═════ Dataset

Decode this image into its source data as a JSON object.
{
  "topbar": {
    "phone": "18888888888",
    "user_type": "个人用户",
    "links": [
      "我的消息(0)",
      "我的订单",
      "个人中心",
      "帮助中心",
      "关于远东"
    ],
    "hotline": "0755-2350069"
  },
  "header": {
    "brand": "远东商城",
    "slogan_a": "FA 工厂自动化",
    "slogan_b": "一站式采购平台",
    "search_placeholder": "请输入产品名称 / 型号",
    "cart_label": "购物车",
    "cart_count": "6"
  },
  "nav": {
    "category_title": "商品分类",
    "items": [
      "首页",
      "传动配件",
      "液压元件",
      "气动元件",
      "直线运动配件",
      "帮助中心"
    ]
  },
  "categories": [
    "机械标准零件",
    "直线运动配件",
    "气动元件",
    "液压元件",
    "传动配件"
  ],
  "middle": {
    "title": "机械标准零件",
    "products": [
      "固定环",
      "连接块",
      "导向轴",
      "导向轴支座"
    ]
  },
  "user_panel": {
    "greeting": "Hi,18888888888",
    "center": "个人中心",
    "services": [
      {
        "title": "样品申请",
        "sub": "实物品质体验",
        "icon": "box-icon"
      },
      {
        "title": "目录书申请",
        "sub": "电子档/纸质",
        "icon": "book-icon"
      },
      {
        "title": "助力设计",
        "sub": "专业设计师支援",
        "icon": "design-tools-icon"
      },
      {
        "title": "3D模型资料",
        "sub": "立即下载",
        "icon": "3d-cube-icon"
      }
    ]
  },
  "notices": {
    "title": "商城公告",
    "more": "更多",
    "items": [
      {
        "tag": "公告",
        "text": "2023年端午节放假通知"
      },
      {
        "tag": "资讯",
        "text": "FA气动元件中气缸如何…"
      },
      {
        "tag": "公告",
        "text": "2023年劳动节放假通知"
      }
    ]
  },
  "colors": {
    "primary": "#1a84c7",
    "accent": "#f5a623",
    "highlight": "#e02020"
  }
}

══════════

### Stated task
What is needed here is an exact reproduction of all the entries.

### Solution to the exercise
Decode this image into its source data as a JSON object.
{
  "topbar": {
    "phone": "18888888888",
    "user_type": "个人用户",
    "links": [
      "我的消息(0)",
      "我的订单",
      "个人中心",
      "帮助中心",
      "关于远东"
    ],
    "hotline": "0755-2350069"
  },
  "header": {
    "brand": "远东商城",
    "slogan_a": "FA 工厂自动化",
    "slogan_b": "一站式采购平台",
    "search_placeholder": "请输入产品名称 / 型号",
    "cart_label": "购物车",
    "cart_count": "6"
  },
  "nav": {
    "category_title": "商品分类",
    "items": [
      "首页",
      "传动配件",
      "液压元件",
      "气动元件",
      "直线运动配件",
      "帮助中心"
    ]
  },
  "categories": [
    "机械标准零件",
    "直线运动配件",
    "气动元件",
    "液压元件",
    "传动配件"
  ],
  "middle": {
    "title": "机械标准零件",
    "products": [
      "固定环",
      "连接块",
      "导向轴",
      "导向轴支座"
    ]
  },
  "user_panel": {
    "greeting": "Hi,18888888888",
    "center": "个人中心",
    "services": [
      {
        "title": "样品申请",
        "sub": "实物品质体验",
        "icon": "box-icon"
      },
      {
        "title": "目录书申请",
        "sub": "电子档/纸质",
        "icon": "book-icon"
      },
      {
        "title": "助力设计",
        "sub": "专业设计师支援",
        "icon": "design-tools-icon"
      },
      {
        "title": "3D模型资料",
        "sub": "立即下载",
        "icon": "3d-cube-icon"
      }
    ]
  },
  "notices": {
    "title": "商城公告",
    "more": "更多",
    "items": [
      {
        "tag": "公告",
        "text": "2023年端午节放假通知"
      },
      {
        "tag": "资讯",
        "text": "FA气动元件中气缸如何…"
      },
      {
        "tag": "公告",
        "text": "2023年劳动节放假通知"
      }
    ]
  },
  "colors": {
    "primary": "#1a84c7",
    "accent": "#f5a623",
    "highlight": "#e02020"
  }
}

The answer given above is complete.